→ **Task data**
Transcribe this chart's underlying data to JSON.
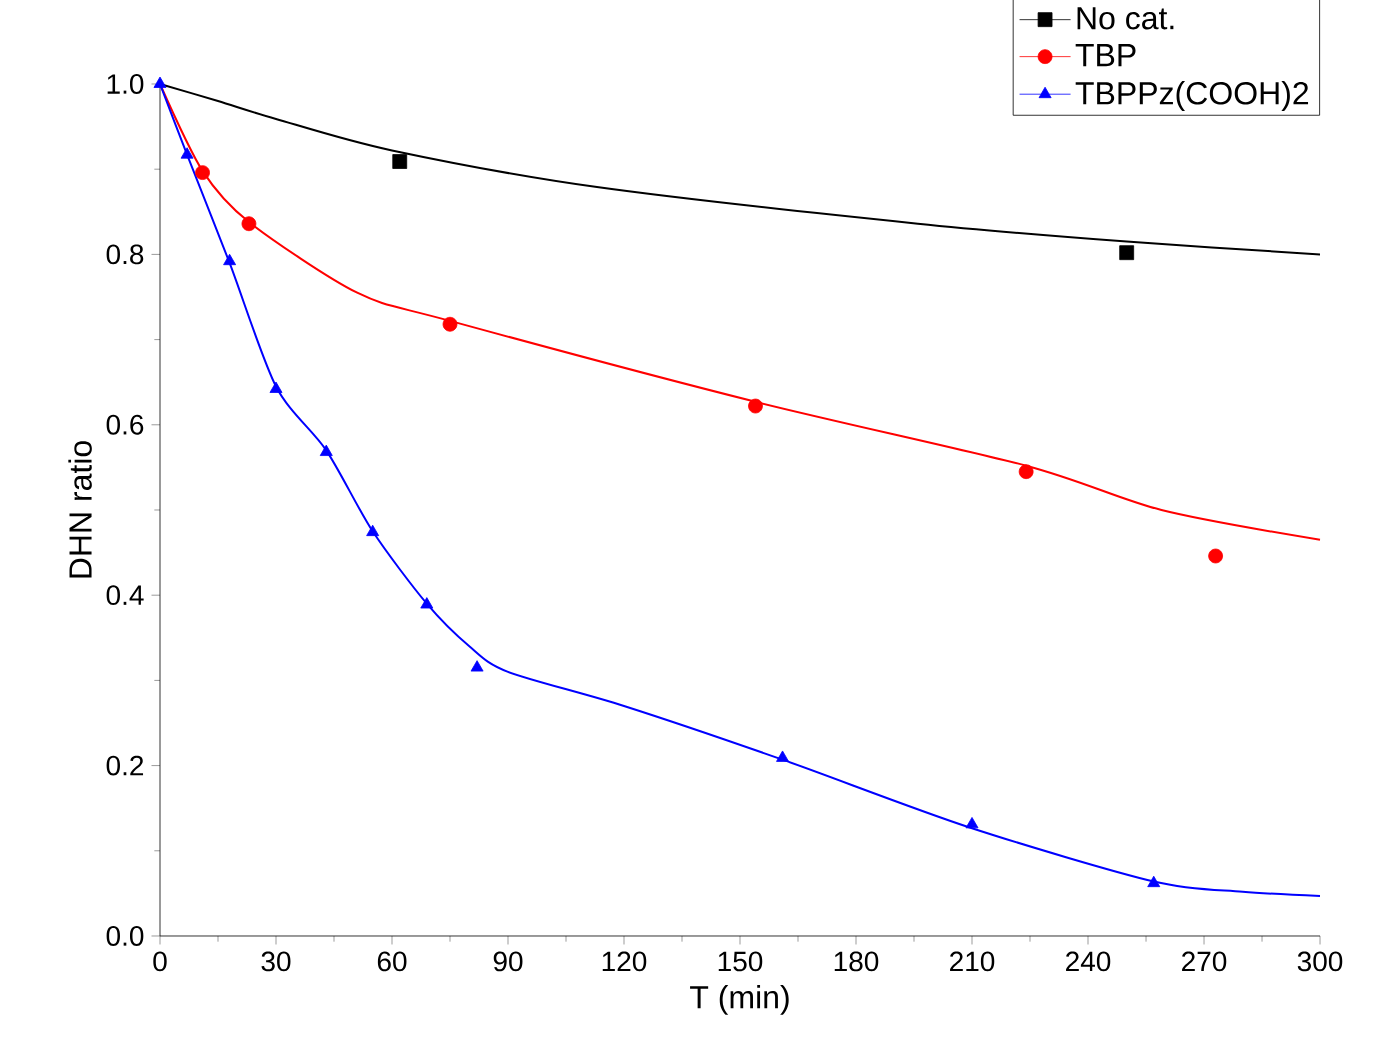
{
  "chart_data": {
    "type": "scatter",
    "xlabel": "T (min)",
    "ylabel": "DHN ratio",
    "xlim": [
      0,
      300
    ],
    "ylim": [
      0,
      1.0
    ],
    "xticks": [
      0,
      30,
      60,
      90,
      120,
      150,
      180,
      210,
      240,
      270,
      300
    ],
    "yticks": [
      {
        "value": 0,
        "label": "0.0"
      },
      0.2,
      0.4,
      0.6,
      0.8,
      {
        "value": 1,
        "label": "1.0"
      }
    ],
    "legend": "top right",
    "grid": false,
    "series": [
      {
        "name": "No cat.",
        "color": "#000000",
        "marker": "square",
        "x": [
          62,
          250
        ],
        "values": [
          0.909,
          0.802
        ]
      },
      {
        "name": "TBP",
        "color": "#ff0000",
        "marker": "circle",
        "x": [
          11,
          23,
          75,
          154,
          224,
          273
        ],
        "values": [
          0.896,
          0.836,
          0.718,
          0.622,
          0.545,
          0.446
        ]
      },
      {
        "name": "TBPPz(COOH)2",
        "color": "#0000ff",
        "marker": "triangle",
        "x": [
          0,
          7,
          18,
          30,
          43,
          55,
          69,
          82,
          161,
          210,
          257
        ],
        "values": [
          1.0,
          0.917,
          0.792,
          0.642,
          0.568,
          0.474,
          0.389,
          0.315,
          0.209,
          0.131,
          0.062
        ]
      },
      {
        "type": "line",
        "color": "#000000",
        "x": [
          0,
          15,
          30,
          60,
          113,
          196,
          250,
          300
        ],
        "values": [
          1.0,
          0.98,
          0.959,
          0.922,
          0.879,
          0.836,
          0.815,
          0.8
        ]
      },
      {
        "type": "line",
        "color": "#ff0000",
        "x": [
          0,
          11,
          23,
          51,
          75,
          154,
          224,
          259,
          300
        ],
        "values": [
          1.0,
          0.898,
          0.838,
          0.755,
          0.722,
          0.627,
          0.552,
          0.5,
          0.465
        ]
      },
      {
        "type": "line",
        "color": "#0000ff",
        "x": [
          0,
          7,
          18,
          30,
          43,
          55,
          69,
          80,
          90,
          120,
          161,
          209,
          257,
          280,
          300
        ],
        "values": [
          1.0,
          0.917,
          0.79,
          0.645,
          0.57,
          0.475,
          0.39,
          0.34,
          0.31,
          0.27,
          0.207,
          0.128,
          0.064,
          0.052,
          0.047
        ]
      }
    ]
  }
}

→ **Work to complete**
Restate each entry word for word, please, but drop any images it holds.

→ **Exercise response**
Transcribe this chart's underlying data to JSON.
{
  "chart_data": {
    "type": "scatter",
    "xlabel": "T (min)",
    "ylabel": "DHN ratio",
    "xlim": [
      0,
      300
    ],
    "ylim": [
      0,
      1.0
    ],
    "xticks": [
      0,
      30,
      60,
      90,
      120,
      150,
      180,
      210,
      240,
      270,
      300
    ],
    "yticks": [
      {
        "value": 0,
        "label": "0.0"
      },
      0.2,
      0.4,
      0.6,
      0.8,
      {
        "value": 1,
        "label": "1.0"
      }
    ],
    "legend": "top right",
    "grid": false,
    "series": [
      {
        "name": "No cat.",
        "color": "#000000",
        "marker": "square",
        "x": [
          62,
          250
        ],
        "values": [
          0.909,
          0.802
        ]
      },
      {
        "name": "TBP",
        "color": "#ff0000",
        "marker": "circle",
        "x": [
          11,
          23,
          75,
          154,
          224,
          273
        ],
        "values": [
          0.896,
          0.836,
          0.718,
          0.622,
          0.545,
          0.446
        ]
      },
      {
        "name": "TBPPz(COOH)2",
        "color": "#0000ff",
        "marker": "triangle",
        "x": [
          0,
          7,
          18,
          30,
          43,
          55,
          69,
          82,
          161,
          210,
          257
        ],
        "values": [
          1.0,
          0.917,
          0.792,
          0.642,
          0.568,
          0.474,
          0.389,
          0.315,
          0.209,
          0.131,
          0.062
        ]
      },
      {
        "type": "line",
        "color": "#000000",
        "x": [
          0,
          15,
          30,
          60,
          113,
          196,
          250,
          300
        ],
        "values": [
          1.0,
          0.98,
          0.959,
          0.922,
          0.879,
          0.836,
          0.815,
          0.8
        ]
      },
      {
        "type": "line",
        "color": "#ff0000",
        "x": [
          0,
          11,
          23,
          51,
          75,
          154,
          224,
          259,
          300
        ],
        "values": [
          1.0,
          0.898,
          0.838,
          0.755,
          0.722,
          0.627,
          0.552,
          0.5,
          0.465
        ]
      },
      {
        "type": "line",
        "color": "#0000ff",
        "x": [
          0,
          7,
          18,
          30,
          43,
          55,
          69,
          80,
          90,
          120,
          161,
          209,
          257,
          280,
          300
        ],
        "values": [
          1.0,
          0.917,
          0.79,
          0.645,
          0.57,
          0.475,
          0.39,
          0.34,
          0.31,
          0.27,
          0.207,
          0.128,
          0.064,
          0.052,
          0.047
        ]
      }
    ]
  }
}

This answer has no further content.